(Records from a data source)

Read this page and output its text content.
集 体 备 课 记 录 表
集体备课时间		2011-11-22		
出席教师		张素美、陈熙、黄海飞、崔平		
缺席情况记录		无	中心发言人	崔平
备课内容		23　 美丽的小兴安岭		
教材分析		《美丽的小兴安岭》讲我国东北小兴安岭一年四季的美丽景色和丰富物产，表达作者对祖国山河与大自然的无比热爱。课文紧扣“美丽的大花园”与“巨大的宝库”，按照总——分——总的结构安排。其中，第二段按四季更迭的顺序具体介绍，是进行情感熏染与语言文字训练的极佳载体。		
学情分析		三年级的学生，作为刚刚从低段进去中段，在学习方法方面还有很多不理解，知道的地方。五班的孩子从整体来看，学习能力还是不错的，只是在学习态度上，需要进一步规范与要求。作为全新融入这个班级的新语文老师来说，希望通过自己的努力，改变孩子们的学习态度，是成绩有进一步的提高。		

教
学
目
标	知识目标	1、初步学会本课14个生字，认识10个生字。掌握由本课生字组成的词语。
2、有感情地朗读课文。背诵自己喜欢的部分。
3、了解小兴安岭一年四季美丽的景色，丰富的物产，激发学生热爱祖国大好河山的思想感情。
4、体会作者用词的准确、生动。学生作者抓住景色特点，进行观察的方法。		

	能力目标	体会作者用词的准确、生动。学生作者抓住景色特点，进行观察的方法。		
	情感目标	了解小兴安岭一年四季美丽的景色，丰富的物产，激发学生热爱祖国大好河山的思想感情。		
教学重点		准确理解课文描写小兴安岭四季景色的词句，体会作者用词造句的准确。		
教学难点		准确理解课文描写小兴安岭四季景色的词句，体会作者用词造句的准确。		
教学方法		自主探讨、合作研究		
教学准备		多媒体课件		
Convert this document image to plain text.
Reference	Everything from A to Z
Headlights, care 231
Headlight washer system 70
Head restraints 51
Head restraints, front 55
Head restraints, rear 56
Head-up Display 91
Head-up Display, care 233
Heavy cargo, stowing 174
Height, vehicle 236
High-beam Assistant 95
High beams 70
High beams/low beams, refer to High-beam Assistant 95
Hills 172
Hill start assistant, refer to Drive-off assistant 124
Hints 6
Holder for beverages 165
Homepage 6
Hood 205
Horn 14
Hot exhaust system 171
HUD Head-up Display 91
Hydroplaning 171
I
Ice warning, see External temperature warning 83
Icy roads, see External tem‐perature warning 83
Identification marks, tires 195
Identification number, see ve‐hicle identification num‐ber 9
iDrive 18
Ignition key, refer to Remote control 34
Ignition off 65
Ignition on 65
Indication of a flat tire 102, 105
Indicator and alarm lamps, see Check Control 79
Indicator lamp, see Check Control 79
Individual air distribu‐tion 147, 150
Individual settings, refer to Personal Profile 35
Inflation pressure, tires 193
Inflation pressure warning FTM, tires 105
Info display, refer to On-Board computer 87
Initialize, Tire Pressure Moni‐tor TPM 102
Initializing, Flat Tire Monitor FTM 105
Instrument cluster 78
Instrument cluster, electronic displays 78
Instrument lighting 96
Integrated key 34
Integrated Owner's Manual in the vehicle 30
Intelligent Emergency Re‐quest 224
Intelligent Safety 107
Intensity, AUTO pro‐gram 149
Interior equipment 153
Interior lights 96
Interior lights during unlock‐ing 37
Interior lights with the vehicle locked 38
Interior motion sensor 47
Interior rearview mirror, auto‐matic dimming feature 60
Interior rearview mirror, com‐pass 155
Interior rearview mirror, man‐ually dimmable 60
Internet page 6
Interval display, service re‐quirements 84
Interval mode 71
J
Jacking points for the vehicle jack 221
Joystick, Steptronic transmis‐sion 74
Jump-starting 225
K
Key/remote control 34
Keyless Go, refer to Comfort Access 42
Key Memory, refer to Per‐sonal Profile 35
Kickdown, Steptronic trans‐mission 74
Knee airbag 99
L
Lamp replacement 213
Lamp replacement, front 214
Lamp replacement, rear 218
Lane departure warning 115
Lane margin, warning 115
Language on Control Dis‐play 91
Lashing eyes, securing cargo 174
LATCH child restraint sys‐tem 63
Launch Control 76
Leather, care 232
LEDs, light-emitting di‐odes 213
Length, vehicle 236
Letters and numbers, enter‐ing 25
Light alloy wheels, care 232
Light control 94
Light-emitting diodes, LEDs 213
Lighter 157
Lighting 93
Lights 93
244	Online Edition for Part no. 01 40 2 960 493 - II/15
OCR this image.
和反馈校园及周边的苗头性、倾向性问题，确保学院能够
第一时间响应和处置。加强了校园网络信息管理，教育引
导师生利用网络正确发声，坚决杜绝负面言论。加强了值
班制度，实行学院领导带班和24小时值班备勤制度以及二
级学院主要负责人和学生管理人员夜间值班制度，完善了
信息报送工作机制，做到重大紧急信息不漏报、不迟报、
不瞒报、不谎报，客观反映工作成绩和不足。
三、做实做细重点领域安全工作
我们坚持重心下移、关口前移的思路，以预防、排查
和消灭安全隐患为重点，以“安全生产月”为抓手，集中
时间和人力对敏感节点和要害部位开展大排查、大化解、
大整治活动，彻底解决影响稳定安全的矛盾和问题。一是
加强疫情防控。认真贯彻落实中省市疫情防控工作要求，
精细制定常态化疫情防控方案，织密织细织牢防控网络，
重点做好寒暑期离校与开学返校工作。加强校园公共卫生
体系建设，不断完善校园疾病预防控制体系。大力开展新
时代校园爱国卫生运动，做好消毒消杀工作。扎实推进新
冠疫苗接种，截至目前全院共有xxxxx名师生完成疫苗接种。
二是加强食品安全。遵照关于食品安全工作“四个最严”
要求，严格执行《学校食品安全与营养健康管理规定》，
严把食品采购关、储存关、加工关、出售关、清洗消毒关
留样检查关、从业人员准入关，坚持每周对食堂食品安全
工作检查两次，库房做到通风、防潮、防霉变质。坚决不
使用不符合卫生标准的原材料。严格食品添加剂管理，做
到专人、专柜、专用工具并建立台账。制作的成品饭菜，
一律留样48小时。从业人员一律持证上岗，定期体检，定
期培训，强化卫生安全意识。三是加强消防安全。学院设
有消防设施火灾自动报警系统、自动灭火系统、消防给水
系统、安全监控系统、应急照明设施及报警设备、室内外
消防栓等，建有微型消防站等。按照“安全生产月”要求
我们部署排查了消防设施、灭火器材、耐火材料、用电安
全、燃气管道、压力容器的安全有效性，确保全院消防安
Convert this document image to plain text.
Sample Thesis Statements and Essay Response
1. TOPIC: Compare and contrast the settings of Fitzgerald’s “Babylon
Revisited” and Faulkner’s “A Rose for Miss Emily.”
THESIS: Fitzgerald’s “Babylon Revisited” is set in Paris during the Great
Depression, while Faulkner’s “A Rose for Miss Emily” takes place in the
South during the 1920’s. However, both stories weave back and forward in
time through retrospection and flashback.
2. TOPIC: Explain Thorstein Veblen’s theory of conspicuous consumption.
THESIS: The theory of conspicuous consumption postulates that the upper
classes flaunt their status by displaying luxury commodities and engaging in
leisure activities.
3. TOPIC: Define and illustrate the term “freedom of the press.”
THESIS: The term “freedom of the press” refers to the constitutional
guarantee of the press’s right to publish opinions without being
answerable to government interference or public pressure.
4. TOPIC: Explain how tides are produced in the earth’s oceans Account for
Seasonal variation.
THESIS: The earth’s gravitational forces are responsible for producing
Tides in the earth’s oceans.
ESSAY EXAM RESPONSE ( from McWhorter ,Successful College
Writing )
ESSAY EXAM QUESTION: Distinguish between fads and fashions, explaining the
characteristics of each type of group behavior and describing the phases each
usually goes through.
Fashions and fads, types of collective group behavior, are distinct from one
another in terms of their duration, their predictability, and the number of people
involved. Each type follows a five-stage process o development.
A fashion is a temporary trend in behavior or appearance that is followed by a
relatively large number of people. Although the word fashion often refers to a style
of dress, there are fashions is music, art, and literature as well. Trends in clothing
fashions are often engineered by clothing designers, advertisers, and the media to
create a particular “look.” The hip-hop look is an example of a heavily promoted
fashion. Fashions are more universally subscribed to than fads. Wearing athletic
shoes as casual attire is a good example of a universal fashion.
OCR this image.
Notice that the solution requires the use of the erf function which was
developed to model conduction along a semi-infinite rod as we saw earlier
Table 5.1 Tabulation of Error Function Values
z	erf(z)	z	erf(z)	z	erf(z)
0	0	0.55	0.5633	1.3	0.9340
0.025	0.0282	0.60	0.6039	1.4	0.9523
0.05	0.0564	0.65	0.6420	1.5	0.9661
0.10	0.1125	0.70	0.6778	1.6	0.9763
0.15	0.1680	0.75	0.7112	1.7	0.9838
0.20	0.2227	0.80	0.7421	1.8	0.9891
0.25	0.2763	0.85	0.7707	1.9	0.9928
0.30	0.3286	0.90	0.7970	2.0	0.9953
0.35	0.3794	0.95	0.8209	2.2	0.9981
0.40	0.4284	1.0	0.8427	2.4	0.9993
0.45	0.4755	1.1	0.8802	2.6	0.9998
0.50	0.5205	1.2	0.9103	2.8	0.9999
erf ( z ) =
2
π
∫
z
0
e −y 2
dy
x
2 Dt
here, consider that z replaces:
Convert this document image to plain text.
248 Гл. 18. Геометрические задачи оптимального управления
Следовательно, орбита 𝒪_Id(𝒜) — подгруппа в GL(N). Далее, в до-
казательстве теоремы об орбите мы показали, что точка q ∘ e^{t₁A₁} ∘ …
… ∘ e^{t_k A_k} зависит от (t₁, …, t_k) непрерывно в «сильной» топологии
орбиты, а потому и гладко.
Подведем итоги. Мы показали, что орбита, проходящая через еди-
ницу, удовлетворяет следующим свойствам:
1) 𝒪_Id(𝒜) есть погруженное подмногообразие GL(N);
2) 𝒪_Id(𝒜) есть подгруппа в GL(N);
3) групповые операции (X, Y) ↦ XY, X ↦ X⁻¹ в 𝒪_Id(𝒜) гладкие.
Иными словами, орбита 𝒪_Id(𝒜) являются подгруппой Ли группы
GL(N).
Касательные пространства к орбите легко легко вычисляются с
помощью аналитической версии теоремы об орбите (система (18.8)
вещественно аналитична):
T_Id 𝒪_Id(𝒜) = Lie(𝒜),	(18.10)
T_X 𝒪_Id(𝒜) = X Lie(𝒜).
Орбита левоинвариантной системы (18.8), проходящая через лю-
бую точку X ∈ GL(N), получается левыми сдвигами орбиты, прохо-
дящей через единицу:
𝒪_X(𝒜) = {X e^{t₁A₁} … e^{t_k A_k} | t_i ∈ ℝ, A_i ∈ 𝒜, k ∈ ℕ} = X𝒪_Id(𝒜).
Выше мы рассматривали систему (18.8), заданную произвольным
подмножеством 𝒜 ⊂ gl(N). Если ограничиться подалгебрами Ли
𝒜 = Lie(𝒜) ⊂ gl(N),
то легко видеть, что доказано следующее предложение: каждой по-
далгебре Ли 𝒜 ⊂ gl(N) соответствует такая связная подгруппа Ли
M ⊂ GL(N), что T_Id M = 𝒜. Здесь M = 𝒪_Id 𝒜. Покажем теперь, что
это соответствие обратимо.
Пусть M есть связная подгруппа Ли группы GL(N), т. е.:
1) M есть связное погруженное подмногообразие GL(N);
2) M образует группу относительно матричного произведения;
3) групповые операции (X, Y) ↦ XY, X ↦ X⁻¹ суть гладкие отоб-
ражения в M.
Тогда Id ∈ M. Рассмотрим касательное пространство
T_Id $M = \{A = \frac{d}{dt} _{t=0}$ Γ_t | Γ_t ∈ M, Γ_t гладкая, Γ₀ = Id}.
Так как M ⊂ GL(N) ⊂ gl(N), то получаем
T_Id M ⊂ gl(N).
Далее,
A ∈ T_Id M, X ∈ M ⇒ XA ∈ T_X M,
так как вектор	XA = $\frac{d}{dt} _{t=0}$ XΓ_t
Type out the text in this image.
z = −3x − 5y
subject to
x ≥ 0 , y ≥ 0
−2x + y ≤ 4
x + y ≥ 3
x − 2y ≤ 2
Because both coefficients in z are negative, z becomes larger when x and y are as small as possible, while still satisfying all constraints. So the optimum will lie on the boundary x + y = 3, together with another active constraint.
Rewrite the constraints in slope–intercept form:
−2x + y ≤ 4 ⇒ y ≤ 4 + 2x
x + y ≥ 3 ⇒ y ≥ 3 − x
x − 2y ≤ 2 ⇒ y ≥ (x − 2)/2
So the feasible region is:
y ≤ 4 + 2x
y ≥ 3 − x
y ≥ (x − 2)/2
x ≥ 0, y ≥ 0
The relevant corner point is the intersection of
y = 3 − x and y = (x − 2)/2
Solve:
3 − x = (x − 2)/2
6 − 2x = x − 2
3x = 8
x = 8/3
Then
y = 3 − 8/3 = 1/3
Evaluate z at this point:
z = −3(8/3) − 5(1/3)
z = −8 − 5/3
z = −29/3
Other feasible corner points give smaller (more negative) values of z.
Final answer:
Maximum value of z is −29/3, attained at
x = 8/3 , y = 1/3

Exercise » Tally the lines in these entries that have the string "frac" in them, then answer with the count and nothing else.

Response » 2